[Records about charts and figures]
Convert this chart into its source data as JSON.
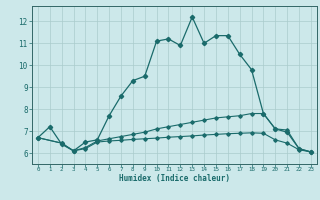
{
  "xlabel": "Humidex (Indice chaleur)",
  "background_color": "#cce8ea",
  "grid_color": "#aacccc",
  "line_color": "#1a6b6b",
  "spine_color": "#336666",
  "xlim": [
    -0.5,
    23.5
  ],
  "ylim": [
    5.5,
    12.7
  ],
  "xticks": [
    0,
    1,
    2,
    3,
    4,
    5,
    6,
    7,
    8,
    9,
    10,
    11,
    12,
    13,
    14,
    15,
    16,
    17,
    18,
    19,
    20,
    21,
    22,
    23
  ],
  "yticks": [
    6,
    7,
    8,
    9,
    10,
    11,
    12
  ],
  "series1_x": [
    0,
    1,
    2,
    3,
    4,
    5,
    6,
    7,
    8,
    9,
    10,
    11,
    12,
    13,
    14,
    15,
    16,
    17,
    18,
    19,
    20,
    21,
    22,
    23
  ],
  "series1_y": [
    6.7,
    7.2,
    6.4,
    6.1,
    6.5,
    6.6,
    7.7,
    8.6,
    9.3,
    9.5,
    11.1,
    11.2,
    10.9,
    12.2,
    11.0,
    11.35,
    11.35,
    10.5,
    9.8,
    7.8,
    7.1,
    6.95,
    6.2,
    6.05
  ],
  "series2_x": [
    0,
    2,
    3,
    4,
    5,
    6,
    7,
    8,
    9,
    10,
    11,
    12,
    13,
    14,
    15,
    16,
    17,
    18,
    19,
    20,
    21,
    22,
    23
  ],
  "series2_y": [
    6.7,
    6.45,
    6.1,
    6.25,
    6.55,
    6.65,
    6.75,
    6.85,
    6.95,
    7.1,
    7.2,
    7.3,
    7.4,
    7.5,
    7.6,
    7.65,
    7.7,
    7.8,
    7.8,
    7.1,
    7.05,
    6.2,
    6.05
  ],
  "series3_x": [
    0,
    2,
    3,
    4,
    5,
    6,
    7,
    8,
    9,
    10,
    11,
    12,
    13,
    14,
    15,
    16,
    17,
    18,
    19,
    20,
    21,
    22,
    23
  ],
  "series3_y": [
    6.7,
    6.45,
    6.1,
    6.2,
    6.5,
    6.55,
    6.58,
    6.62,
    6.65,
    6.68,
    6.72,
    6.75,
    6.78,
    6.82,
    6.85,
    6.88,
    6.9,
    6.92,
    6.9,
    6.6,
    6.45,
    6.15,
    6.05
  ]
}
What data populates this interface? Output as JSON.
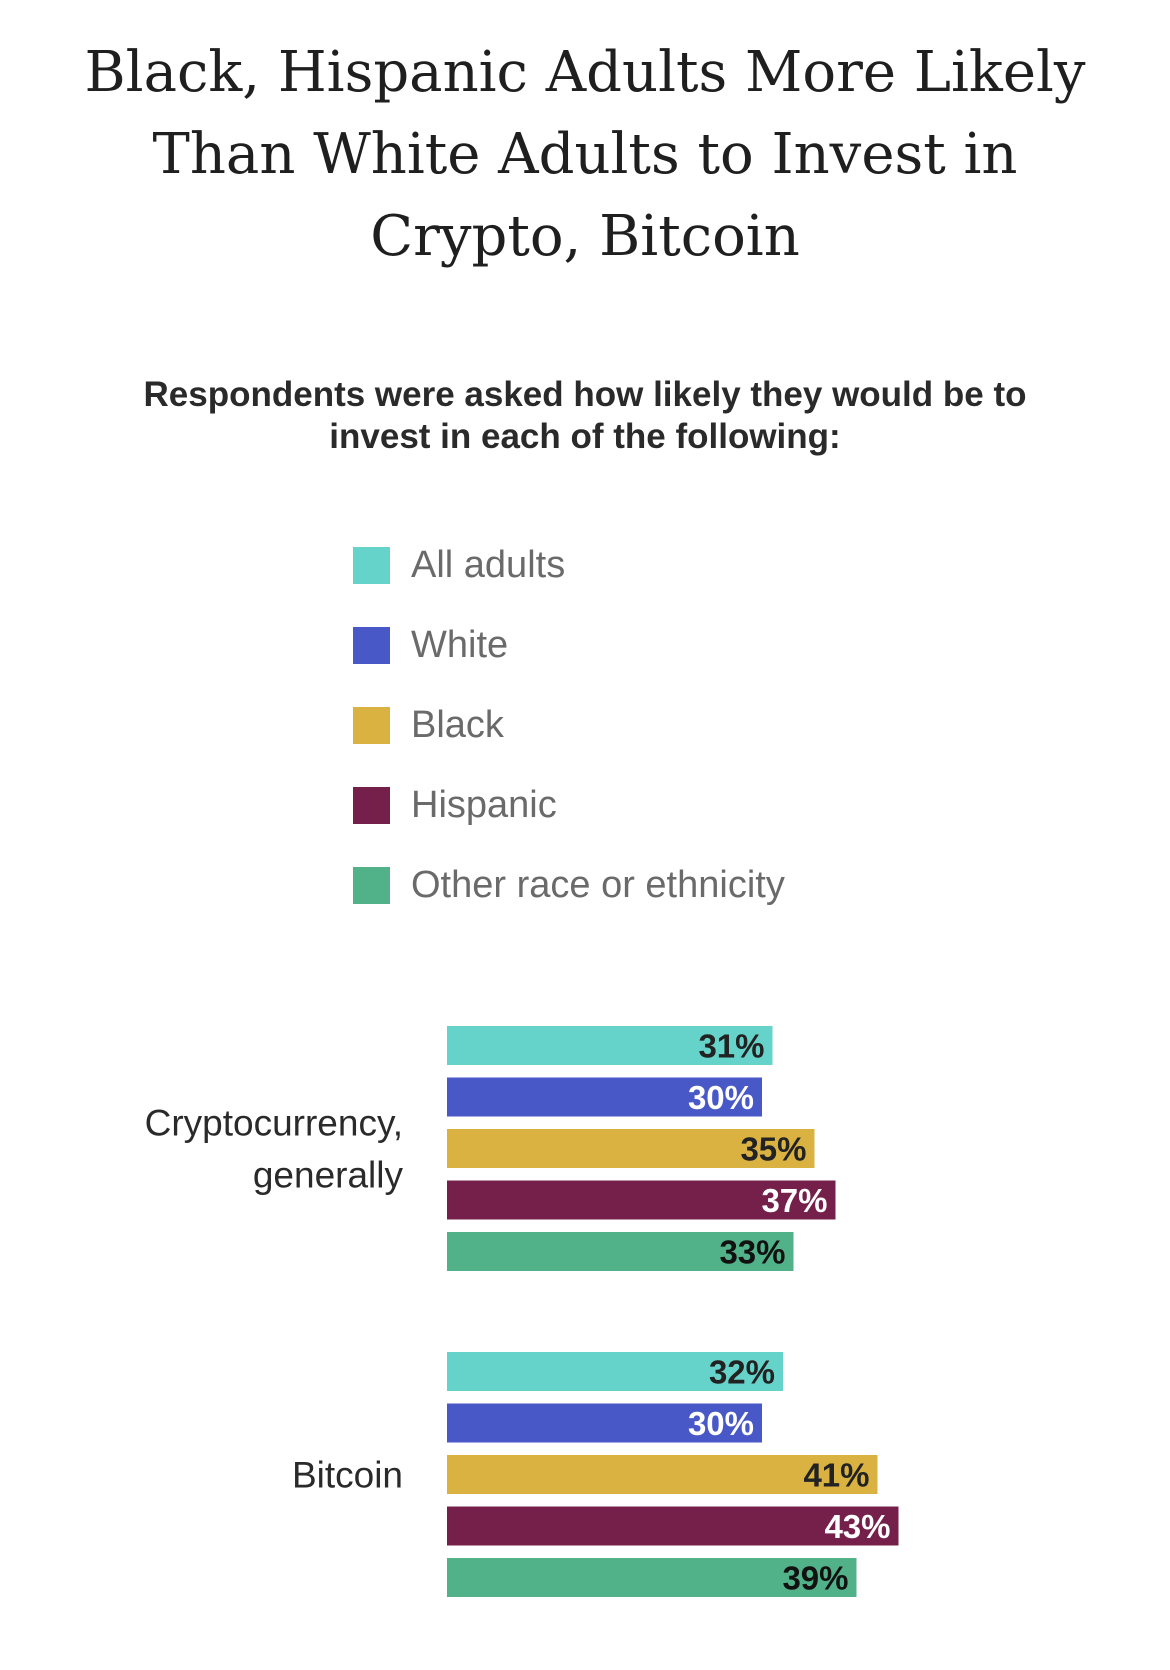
{
  "title_lines": [
    "Black, Hispanic Adults More Likely",
    "Than White Adults to Invest in",
    "Crypto, Bitcoin"
  ],
  "subtitle_lines": [
    "Respondents were asked how likely they would be to",
    "invest in each of the following:"
  ],
  "legend": [
    {
      "label": "All adults",
      "color": "#66d3cb"
    },
    {
      "label": "White",
      "color": "#4858c7"
    },
    {
      "label": "Black",
      "color": "#d9b242"
    },
    {
      "label": "Hispanic",
      "color": "#74204a"
    },
    {
      "label": "Other race or ethnicity",
      "color": "#51b189"
    }
  ],
  "chart_data": {
    "type": "bar",
    "orientation": "horizontal",
    "title": "Black, Hispanic Adults More Likely Than White Adults to Invest in Crypto, Bitcoin",
    "subtitle": "Respondents were asked how likely they would be to invest in each of the following:",
    "categories": [
      [
        "Cryptocurrency,",
        "generally"
      ],
      [
        "Bitcoin"
      ]
    ],
    "series": [
      {
        "name": "All adults",
        "color": "#66d3cb",
        "label_color": "#222222",
        "values": [
          31,
          32
        ],
        "labels": [
          "31%",
          "32%"
        ]
      },
      {
        "name": "White",
        "color": "#4858c7",
        "label_color": "#ffffff",
        "values": [
          30,
          30
        ],
        "labels": [
          "30%",
          "30%"
        ]
      },
      {
        "name": "Black",
        "color": "#d9b242",
        "label_color": "#222222",
        "values": [
          35,
          41
        ],
        "labels": [
          "35%",
          "41%"
        ]
      },
      {
        "name": "Hispanic",
        "color": "#74204a",
        "label_color": "#ffffff",
        "values": [
          37,
          43
        ],
        "labels": [
          "37%",
          "43%"
        ]
      },
      {
        "name": "Other race or ethnicity",
        "color": "#51b189",
        "label_color": "#111111",
        "values": [
          33,
          39
        ],
        "labels": [
          "33%",
          "39%"
        ]
      }
    ],
    "unit": "%",
    "xlim": [
      0,
      73
    ],
    "grid": false,
    "axes_visible": false,
    "legend_position": "top"
  }
}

■ Set problem: All the material shown above is to be copied exactly, with no pictures carried over.

■ Response to the exercise:
Convert this chart into its source data as JSON.
{
  "xlabel": "Humidex (Indice chaleur)",
  "background_color": "#cce8ea",
  "grid_color": "#aacccc",
  "line_color": "#1a6b6b",
  "spine_color": "#336666",
  "xlim": [
    -0.5,
    23.5
  ],
  "ylim": [
    5.5,
    12.7
  ],
  "xticks": [
    0,
    1,
    2,
    3,
    4,
    5,
    6,
    7,
    8,
    9,
    10,
    11,
    12,
    13,
    14,
    15,
    16,
    17,
    18,
    19,
    20,
    21,
    22,
    23
  ],
  "yticks": [
    6,
    7,
    8,
    9,
    10,
    11,
    12
  ],
  "series1_x": [
    0,
    1,
    2,
    3,
    4,
    5,
    6,
    7,
    8,
    9,
    10,
    11,
    12,
    13,
    14,
    15,
    16,
    17,
    18,
    19,
    20,
    21,
    22,
    23
  ],
  "series1_y": [
    6.7,
    7.2,
    6.4,
    6.1,
    6.5,
    6.6,
    7.7,
    8.6,
    9.3,
    9.5,
    11.1,
    11.2,
    10.9,
    12.2,
    11.0,
    11.35,
    11.35,
    10.5,
    9.8,
    7.8,
    7.1,
    6.95,
    6.2,
    6.05
  ],
  "series2_x": [
    0,
    2,
    3,
    4,
    5,
    6,
    7,
    8,
    9,
    10,
    11,
    12,
    13,
    14,
    15,
    16,
    17,
    18,
    19,
    20,
    21,
    22,
    23
  ],
  "series2_y": [
    6.7,
    6.45,
    6.1,
    6.25,
    6.55,
    6.65,
    6.75,
    6.85,
    6.95,
    7.1,
    7.2,
    7.3,
    7.4,
    7.5,
    7.6,
    7.65,
    7.7,
    7.8,
    7.8,
    7.1,
    7.05,
    6.2,
    6.05
  ],
  "series3_x": [
    0,
    2,
    3,
    4,
    5,
    6,
    7,
    8,
    9,
    10,
    11,
    12,
    13,
    14,
    15,
    16,
    17,
    18,
    19,
    20,
    21,
    22,
    23
  ],
  "series3_y": [
    6.7,
    6.45,
    6.1,
    6.2,
    6.5,
    6.55,
    6.58,
    6.62,
    6.65,
    6.68,
    6.72,
    6.75,
    6.78,
    6.82,
    6.85,
    6.88,
    6.9,
    6.92,
    6.9,
    6.6,
    6.45,
    6.15,
    6.05
  ]
}
What data populates this interface? Output as JSON.
{
  "title_lines": [
    "Black, Hispanic Adults More Likely",
    "Than White Adults to Invest in",
    "Crypto, Bitcoin"
  ],
  "subtitle_lines": [
    "Respondents were asked how likely they would be to",
    "invest in each of the following:"
  ],
  "legend": [
    {
      "label": "All adults",
      "color": "#66d3cb"
    },
    {
      "label": "White",
      "color": "#4858c7"
    },
    {
      "label": "Black",
      "color": "#d9b242"
    },
    {
      "label": "Hispanic",
      "color": "#74204a"
    },
    {
      "label": "Other race or ethnicity",
      "color": "#51b189"
    }
  ],
  "chart_data": {
    "type": "bar",
    "orientation": "horizontal",
    "title": "Black, Hispanic Adults More Likely Than White Adults to Invest in Crypto, Bitcoin",
    "subtitle": "Respondents were asked how likely they would be to invest in each of the following:",
    "categories": [
      [
        "Cryptocurrency,",
        "generally"
      ],
      [
        "Bitcoin"
      ]
    ],
    "series": [
      {
        "name": "All adults",
        "color": "#66d3cb",
        "label_color": "#222222",
        "values": [
          31,
          32
        ],
        "labels": [
          "31%",
          "32%"
        ]
      },
      {
        "name": "White",
        "color": "#4858c7",
        "label_color": "#ffffff",
        "values": [
          30,
          30
        ],
        "labels": [
          "30%",
          "30%"
        ]
      },
      {
        "name": "Black",
        "color": "#d9b242",
        "label_color": "#222222",
        "values": [
          35,
          41
        ],
        "labels": [
          "35%",
          "41%"
        ]
      },
      {
        "name": "Hispanic",
        "color": "#74204a",
        "label_color": "#ffffff",
        "values": [
          37,
          43
        ],
        "labels": [
          "37%",
          "43%"
        ]
      },
      {
        "name": "Other race or ethnicity",
        "color": "#51b189",
        "label_color": "#111111",
        "values": [
          33,
          39
        ],
        "labels": [
          "33%",
          "39%"
        ]
      }
    ],
    "unit": "%",
    "xlim": [
      0,
      73
    ],
    "grid": false,
    "axes_visible": false,
    "legend_position": "top"
  }
}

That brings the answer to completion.